**What the task requires:** All entries must be extracted exactly, with nothing added or dropped.

**Dataset records:**
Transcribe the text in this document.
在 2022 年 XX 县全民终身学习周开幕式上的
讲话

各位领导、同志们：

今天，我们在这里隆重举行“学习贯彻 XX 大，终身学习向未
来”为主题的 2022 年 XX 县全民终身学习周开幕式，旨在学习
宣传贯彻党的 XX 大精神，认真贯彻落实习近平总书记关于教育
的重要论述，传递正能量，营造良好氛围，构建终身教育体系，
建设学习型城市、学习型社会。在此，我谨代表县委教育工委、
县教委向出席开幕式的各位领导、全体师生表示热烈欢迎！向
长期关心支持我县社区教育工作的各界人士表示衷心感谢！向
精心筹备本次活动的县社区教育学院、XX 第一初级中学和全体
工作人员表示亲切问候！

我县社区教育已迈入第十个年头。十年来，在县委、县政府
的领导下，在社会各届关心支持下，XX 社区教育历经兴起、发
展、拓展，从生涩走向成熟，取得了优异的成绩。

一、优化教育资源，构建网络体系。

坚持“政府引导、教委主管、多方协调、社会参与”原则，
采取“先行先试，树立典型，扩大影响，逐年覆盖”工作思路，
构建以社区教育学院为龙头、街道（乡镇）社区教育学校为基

**Answer to this task:**
Transcribe the text in this document.
在 2022 年 XX 县全民终身学习周开幕式上的
讲话

各位领导、同志们：

今天，我们在这里隆重举行“学习贯彻 XX 大，终身学习向未
来”为主题的 2022 年 XX 县全民终身学习周开幕式，旨在学习
宣传贯彻党的 XX 大精神，认真贯彻落实习近平总书记关于教育
的重要论述，传递正能量，营造良好氛围，构建终身教育体系，
建设学习型城市、学习型社会。在此，我谨代表县委教育工委、
县教委向出席开幕式的各位领导、全体师生表示热烈欢迎！向
长期关心支持我县社区教育工作的各界人士表示衷心感谢！向
精心筹备本次活动的县社区教育学院、XX 第一初级中学和全体
工作人员表示亲切问候！

我县社区教育已迈入第十个年头。十年来，在县委、县政府
的领导下，在社会各届关心支持下，XX 社区教育历经兴起、发
展、拓展，从生涩走向成熟，取得了优异的成绩。

一、优化教育资源，构建网络体系。

坚持“政府引导、教委主管、多方协调、社会参与”原则，
采取“先行先试，树立典型，扩大影响，逐年覆盖”工作思路，
构建以社区教育学院为龙头、街道（乡镇）社区教育学校为基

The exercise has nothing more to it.